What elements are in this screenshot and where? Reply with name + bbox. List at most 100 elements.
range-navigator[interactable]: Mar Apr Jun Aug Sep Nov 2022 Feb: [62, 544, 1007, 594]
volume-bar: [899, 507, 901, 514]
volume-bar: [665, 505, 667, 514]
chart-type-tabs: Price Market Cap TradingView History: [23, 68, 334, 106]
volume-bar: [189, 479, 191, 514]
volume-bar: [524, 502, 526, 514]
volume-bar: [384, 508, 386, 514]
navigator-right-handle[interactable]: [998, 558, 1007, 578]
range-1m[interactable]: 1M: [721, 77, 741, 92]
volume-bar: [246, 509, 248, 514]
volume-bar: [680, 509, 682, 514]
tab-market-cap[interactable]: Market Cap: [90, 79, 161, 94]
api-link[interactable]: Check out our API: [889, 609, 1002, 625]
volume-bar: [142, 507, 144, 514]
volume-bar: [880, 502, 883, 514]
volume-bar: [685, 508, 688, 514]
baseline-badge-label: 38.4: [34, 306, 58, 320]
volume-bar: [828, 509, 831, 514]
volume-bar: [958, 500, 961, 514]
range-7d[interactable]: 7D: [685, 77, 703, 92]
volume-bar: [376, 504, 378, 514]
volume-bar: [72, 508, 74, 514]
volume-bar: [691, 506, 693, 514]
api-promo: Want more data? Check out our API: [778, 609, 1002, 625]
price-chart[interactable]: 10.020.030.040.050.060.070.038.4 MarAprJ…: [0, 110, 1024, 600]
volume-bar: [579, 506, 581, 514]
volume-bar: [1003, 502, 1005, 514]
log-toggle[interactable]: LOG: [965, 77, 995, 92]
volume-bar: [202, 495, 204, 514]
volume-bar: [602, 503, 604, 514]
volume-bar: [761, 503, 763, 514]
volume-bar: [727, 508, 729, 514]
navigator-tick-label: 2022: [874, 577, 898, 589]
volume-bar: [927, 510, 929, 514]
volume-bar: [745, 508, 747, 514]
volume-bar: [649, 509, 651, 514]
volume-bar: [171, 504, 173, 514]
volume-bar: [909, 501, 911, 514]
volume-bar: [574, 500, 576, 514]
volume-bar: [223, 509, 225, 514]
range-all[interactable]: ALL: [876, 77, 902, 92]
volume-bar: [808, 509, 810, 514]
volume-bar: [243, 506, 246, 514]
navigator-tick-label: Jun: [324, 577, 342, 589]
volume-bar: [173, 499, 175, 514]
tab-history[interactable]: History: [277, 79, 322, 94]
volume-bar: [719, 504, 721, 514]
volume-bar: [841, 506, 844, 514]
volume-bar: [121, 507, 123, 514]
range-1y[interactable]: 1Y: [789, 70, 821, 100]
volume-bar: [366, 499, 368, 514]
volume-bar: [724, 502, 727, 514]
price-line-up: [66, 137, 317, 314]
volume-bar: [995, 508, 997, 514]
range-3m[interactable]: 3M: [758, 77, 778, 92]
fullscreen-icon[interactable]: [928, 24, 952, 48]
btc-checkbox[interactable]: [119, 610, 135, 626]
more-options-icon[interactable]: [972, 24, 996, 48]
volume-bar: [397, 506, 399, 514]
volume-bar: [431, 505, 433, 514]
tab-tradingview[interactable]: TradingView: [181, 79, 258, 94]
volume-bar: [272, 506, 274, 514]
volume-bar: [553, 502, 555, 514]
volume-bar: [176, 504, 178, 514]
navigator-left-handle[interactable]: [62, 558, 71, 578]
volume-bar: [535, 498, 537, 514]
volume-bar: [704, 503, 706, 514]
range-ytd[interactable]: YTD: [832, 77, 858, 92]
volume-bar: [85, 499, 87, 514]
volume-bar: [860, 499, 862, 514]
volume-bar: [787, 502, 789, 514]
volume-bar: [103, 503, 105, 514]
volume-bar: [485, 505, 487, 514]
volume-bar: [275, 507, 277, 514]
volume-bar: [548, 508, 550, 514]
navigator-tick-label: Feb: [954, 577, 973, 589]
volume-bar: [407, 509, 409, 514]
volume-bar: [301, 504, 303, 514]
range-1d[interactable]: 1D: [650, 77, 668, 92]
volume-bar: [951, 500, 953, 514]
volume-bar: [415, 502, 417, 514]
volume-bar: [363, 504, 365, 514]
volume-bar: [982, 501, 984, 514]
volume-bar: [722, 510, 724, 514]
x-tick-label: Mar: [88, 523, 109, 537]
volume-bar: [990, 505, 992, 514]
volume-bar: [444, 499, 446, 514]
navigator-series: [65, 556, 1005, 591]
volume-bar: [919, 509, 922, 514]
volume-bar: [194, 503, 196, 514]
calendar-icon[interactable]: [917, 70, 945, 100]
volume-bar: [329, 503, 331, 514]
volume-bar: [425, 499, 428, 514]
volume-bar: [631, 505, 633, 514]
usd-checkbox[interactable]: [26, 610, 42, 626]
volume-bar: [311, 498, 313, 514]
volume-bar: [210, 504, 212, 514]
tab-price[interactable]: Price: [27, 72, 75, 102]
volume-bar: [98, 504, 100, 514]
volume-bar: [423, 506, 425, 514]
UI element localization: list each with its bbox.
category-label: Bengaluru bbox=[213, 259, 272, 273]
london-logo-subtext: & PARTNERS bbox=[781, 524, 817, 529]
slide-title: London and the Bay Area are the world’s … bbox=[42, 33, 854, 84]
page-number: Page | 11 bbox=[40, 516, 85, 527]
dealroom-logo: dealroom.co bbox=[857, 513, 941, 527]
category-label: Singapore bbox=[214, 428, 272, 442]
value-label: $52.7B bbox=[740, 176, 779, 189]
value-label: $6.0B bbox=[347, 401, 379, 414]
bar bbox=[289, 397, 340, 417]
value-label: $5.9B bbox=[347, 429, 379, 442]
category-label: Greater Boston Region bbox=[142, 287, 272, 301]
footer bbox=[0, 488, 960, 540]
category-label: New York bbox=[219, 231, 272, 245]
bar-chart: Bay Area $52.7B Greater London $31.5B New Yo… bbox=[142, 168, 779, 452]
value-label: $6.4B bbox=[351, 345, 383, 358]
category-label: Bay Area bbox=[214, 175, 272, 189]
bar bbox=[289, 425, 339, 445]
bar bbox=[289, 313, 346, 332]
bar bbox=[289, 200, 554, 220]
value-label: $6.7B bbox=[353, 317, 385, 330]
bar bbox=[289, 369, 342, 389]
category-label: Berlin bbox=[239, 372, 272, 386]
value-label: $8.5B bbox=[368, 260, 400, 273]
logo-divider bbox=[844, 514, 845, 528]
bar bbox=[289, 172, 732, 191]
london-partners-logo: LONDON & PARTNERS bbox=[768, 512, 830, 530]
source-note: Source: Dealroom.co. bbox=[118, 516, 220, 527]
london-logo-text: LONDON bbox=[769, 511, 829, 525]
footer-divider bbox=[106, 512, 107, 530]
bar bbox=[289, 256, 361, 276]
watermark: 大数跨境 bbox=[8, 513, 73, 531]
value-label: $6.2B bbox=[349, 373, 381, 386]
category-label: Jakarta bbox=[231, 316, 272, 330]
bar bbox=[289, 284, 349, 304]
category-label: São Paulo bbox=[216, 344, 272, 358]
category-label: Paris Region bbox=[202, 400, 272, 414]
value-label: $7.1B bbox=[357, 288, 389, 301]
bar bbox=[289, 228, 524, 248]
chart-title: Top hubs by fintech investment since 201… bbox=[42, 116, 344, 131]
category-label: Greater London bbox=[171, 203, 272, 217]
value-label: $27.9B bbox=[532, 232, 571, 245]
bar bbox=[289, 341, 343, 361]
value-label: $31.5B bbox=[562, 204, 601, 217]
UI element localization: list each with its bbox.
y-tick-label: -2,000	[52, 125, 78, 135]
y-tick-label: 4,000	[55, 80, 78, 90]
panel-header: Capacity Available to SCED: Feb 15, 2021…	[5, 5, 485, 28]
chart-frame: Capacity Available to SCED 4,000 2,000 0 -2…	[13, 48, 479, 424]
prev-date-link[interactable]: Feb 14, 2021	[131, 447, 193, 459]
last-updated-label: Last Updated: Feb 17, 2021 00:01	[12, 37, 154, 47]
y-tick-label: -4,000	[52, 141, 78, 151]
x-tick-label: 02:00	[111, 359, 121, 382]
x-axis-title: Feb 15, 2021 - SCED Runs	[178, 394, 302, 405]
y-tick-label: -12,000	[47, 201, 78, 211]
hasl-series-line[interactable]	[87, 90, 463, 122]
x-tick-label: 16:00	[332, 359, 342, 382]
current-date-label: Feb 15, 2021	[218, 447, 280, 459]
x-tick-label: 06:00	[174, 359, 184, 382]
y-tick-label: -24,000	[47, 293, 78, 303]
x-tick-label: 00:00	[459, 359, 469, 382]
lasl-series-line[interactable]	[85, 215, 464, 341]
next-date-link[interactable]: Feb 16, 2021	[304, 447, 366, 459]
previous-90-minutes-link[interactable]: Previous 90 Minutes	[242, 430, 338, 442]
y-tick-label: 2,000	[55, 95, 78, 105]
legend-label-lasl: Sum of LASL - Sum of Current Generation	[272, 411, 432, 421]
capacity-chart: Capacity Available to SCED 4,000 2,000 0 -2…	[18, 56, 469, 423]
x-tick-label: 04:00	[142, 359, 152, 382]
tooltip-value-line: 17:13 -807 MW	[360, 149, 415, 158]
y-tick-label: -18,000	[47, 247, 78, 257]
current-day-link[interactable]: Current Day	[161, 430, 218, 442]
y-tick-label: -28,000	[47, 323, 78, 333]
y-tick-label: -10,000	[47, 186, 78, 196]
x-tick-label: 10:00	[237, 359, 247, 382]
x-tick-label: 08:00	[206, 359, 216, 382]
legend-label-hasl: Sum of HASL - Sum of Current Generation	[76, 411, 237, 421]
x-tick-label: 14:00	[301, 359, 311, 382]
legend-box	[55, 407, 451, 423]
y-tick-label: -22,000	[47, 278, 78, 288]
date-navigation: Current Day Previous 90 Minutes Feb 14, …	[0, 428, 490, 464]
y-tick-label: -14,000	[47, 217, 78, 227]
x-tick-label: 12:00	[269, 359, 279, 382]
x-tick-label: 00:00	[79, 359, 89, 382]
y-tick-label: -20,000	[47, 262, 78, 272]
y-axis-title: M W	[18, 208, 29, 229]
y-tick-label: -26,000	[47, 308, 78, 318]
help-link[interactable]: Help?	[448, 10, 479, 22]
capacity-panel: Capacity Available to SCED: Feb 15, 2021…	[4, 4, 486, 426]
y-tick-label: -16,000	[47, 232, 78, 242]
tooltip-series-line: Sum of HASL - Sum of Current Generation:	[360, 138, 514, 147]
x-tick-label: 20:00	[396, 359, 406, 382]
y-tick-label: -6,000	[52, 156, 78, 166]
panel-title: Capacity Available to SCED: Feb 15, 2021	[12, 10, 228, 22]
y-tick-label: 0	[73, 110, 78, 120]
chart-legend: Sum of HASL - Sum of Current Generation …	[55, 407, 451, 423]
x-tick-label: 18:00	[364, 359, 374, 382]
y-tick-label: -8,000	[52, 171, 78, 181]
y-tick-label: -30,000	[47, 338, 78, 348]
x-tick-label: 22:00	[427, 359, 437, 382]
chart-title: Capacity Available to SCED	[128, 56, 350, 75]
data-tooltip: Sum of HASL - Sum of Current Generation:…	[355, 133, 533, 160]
################
*What the task requires*: Copy the material above, from its first line through the line containing "api-promo: Want more", both included.

*Task response*:
What elements are in this screenshot and where? Reply with name + bbox. List at most 100 elements.
range-navigator[interactable]: Mar Apr Jun Aug Sep Nov 2022 Feb: [62, 544, 1007, 594]
volume-bar: [899, 507, 901, 514]
volume-bar: [665, 505, 667, 514]
chart-type-tabs: Price Market Cap TradingView History: [23, 68, 334, 106]
volume-bar: [189, 479, 191, 514]
volume-bar: [524, 502, 526, 514]
volume-bar: [384, 508, 386, 514]
navigator-right-handle[interactable]: [998, 558, 1007, 578]
range-1m[interactable]: 1M: [721, 77, 741, 92]
volume-bar: [246, 509, 248, 514]
volume-bar: [680, 509, 682, 514]
tab-market-cap[interactable]: Market Cap: [90, 79, 161, 94]
api-link[interactable]: Check out our API: [889, 609, 1002, 625]
volume-bar: [142, 507, 144, 514]
volume-bar: [880, 502, 883, 514]
volume-bar: [685, 508, 688, 514]
baseline-badge-label: 38.4: [34, 306, 58, 320]
volume-bar: [828, 509, 831, 514]
volume-bar: [958, 500, 961, 514]
range-7d[interactable]: 7D: [685, 77, 703, 92]
volume-bar: [376, 504, 378, 514]
volume-bar: [72, 508, 74, 514]
volume-bar: [691, 506, 693, 514]
api-promo: Want more data? Check out our API: [778, 609, 1002, 625]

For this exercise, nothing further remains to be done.